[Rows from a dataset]
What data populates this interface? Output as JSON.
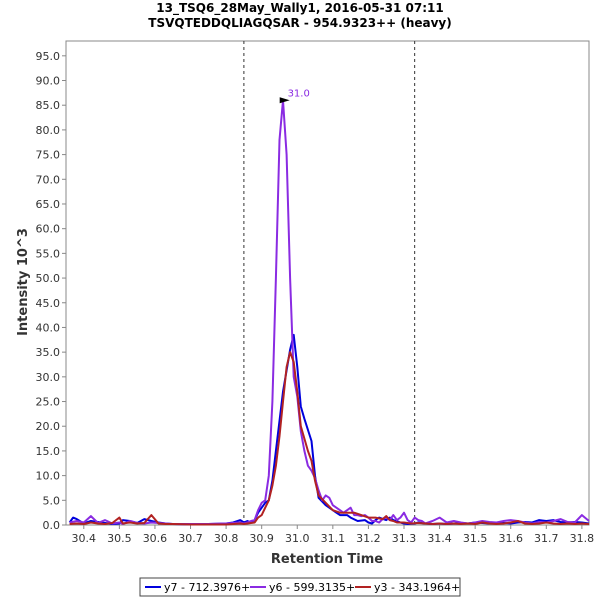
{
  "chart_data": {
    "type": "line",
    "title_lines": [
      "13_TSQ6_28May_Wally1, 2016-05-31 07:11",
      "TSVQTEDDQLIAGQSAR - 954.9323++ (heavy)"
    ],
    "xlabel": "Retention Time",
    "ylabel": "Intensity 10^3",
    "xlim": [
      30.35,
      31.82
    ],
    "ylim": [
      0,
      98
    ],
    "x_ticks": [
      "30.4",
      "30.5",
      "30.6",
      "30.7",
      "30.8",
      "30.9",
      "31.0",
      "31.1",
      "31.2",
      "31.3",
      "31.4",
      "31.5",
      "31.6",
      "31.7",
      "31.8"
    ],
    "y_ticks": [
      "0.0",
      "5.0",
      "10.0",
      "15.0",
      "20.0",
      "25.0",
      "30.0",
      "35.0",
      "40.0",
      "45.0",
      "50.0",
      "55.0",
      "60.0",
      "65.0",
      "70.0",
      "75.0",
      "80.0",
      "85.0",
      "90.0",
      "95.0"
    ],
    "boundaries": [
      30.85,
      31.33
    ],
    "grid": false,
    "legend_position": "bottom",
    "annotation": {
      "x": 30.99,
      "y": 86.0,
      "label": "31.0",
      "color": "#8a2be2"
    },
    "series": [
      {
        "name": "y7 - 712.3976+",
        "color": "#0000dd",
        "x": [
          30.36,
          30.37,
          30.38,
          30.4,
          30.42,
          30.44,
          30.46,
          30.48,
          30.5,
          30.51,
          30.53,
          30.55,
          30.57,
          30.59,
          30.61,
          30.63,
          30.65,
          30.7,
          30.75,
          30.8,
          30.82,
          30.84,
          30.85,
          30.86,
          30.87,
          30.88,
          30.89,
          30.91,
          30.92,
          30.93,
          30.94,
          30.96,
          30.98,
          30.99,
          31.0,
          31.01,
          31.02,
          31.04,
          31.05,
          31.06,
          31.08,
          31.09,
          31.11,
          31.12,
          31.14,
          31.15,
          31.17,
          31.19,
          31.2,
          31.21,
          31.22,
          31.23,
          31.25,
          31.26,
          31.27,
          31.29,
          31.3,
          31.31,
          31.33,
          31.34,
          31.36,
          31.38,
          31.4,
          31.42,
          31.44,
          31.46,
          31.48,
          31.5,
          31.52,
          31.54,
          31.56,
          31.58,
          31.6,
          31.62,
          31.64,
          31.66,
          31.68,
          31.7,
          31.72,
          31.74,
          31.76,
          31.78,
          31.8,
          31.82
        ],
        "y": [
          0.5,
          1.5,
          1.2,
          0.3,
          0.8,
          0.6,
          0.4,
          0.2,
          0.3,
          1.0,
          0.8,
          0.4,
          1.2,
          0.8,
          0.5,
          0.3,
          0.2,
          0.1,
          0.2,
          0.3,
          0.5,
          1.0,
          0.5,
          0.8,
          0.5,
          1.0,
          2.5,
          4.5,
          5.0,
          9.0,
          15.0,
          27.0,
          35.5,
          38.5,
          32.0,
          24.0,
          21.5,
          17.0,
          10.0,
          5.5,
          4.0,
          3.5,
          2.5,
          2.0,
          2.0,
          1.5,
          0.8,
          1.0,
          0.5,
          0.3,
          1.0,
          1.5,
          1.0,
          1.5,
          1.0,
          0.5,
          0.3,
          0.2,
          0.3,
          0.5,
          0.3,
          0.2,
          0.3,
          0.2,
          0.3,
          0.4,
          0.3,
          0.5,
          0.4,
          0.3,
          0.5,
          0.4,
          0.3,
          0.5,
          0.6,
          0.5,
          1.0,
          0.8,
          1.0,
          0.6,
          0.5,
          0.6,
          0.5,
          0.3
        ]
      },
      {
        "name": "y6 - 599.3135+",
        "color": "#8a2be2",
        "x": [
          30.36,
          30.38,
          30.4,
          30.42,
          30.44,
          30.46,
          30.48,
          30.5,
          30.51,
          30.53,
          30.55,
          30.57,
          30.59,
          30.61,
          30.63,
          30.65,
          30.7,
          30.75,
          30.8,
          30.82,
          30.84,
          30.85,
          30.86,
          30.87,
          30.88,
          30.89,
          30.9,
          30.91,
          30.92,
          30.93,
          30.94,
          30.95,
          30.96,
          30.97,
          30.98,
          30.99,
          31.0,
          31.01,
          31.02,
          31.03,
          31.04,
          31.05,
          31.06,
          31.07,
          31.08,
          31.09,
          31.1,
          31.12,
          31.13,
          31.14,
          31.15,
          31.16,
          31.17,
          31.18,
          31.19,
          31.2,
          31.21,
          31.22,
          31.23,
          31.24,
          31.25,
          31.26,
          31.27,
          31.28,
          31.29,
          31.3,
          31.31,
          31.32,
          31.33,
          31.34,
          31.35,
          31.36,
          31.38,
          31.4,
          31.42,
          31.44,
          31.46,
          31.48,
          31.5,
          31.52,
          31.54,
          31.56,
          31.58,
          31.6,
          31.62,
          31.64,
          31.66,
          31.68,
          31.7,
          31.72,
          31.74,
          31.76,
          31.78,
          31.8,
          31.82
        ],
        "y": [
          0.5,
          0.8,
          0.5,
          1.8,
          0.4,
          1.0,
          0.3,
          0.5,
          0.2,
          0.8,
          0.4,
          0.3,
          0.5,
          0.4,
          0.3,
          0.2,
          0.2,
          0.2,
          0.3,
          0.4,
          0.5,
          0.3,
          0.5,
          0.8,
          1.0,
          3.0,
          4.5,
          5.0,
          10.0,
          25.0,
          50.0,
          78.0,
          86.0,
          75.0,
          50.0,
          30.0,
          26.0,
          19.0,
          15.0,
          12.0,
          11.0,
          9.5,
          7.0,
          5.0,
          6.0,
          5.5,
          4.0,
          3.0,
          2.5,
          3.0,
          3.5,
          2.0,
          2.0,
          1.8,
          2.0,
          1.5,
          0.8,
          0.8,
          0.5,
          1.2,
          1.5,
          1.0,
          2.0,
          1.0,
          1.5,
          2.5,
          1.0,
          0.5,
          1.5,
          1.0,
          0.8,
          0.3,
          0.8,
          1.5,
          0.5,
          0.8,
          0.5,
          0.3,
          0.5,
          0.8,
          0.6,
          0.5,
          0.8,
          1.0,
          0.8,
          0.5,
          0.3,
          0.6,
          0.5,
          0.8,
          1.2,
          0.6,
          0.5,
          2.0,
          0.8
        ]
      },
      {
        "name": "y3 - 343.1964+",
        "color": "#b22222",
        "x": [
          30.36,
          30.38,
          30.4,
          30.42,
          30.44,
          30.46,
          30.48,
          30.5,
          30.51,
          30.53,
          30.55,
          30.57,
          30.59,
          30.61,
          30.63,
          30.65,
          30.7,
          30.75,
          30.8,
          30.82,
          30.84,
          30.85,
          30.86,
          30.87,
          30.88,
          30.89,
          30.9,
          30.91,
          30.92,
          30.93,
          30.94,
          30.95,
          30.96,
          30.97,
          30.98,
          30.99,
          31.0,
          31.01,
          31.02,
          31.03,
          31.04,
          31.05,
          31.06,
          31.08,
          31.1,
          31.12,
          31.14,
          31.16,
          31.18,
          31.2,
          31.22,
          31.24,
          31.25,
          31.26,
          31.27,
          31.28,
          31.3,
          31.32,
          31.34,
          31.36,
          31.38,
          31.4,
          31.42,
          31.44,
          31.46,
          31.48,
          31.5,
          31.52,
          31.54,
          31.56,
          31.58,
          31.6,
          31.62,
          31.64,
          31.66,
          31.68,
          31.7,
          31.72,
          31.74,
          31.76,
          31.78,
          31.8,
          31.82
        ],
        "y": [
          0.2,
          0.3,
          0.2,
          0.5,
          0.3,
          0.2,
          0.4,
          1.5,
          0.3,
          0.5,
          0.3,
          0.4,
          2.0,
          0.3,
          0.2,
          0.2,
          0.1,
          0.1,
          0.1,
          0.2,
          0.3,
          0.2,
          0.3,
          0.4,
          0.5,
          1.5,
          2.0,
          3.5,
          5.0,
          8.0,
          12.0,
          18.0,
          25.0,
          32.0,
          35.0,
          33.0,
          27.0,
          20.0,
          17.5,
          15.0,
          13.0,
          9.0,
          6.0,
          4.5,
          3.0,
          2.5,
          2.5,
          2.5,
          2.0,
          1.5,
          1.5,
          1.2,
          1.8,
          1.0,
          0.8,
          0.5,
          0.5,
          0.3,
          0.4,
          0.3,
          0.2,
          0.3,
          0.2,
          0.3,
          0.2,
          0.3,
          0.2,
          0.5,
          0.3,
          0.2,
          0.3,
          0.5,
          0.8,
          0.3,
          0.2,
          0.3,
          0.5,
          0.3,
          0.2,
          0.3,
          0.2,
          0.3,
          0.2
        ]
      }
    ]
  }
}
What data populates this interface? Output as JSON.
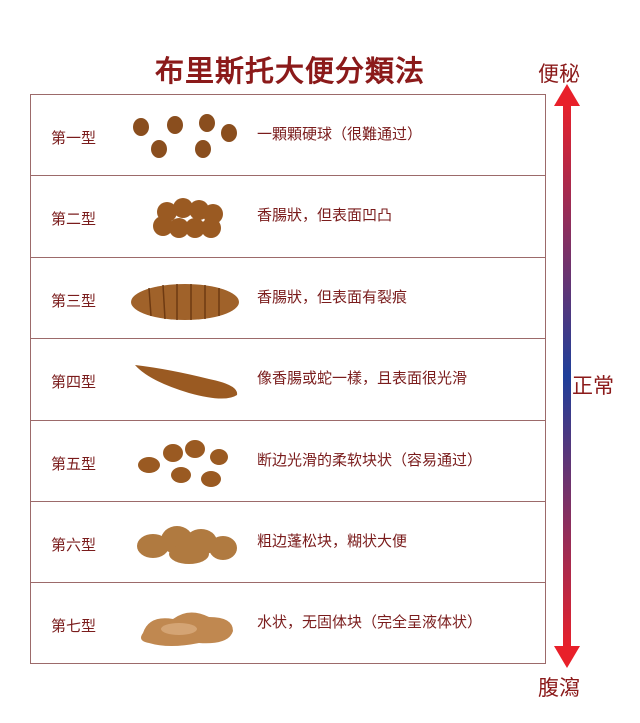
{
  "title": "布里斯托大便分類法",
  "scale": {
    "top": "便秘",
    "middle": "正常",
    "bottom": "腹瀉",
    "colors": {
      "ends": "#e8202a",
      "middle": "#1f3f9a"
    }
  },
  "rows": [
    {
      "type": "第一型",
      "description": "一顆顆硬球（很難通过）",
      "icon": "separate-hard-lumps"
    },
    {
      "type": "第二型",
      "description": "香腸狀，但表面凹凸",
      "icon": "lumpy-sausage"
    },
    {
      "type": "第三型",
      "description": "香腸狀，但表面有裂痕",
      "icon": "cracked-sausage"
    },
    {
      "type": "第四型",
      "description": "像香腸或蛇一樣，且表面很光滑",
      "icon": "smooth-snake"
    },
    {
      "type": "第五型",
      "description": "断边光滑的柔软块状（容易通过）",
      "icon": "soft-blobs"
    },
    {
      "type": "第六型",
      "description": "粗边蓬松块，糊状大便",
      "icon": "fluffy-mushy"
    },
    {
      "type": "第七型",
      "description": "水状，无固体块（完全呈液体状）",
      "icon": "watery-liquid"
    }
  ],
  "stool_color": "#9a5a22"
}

• **Work required**
Select every line of the material above holding the word "description" and copy it.

• **Task result**
      "description": "一顆顆硬球（很難通过）",
      "description": "香腸狀，但表面凹凸",
      "description": "香腸狀，但表面有裂痕",
      "description": "像香腸或蛇一樣，且表面很光滑",
      "description": "断边光滑的柔软块状（容易通过）",
      "description": "粗边蓬松块，糊状大便",
      "description": "水状，无固体块（完全呈液体状）",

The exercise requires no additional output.